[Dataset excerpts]

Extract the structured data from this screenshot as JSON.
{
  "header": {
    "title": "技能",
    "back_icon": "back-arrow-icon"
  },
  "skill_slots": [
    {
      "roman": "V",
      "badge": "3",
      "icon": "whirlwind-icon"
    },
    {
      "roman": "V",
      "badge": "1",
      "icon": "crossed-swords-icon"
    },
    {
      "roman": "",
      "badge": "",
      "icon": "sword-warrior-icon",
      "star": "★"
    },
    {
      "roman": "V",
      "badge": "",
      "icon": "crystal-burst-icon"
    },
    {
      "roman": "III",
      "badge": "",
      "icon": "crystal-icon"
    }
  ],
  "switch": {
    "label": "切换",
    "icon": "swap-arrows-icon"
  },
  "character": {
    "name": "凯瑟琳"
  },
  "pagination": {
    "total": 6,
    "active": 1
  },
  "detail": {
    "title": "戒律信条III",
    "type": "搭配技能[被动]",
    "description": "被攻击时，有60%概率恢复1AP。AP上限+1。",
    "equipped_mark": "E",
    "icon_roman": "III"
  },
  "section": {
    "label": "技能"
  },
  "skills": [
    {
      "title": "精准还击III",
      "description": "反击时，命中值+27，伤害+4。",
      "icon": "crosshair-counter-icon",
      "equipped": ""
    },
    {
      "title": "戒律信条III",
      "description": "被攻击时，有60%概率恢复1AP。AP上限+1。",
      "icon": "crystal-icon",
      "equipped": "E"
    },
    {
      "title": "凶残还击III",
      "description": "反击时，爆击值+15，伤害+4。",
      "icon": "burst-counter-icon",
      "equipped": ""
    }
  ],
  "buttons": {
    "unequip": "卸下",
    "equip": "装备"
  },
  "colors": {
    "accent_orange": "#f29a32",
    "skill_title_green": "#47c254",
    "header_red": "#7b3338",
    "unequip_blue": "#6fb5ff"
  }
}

§ **DIRECTION**: Report only the number of lines in the listing that contain the word "counter".

§ **RIGHT ANSWER**: 2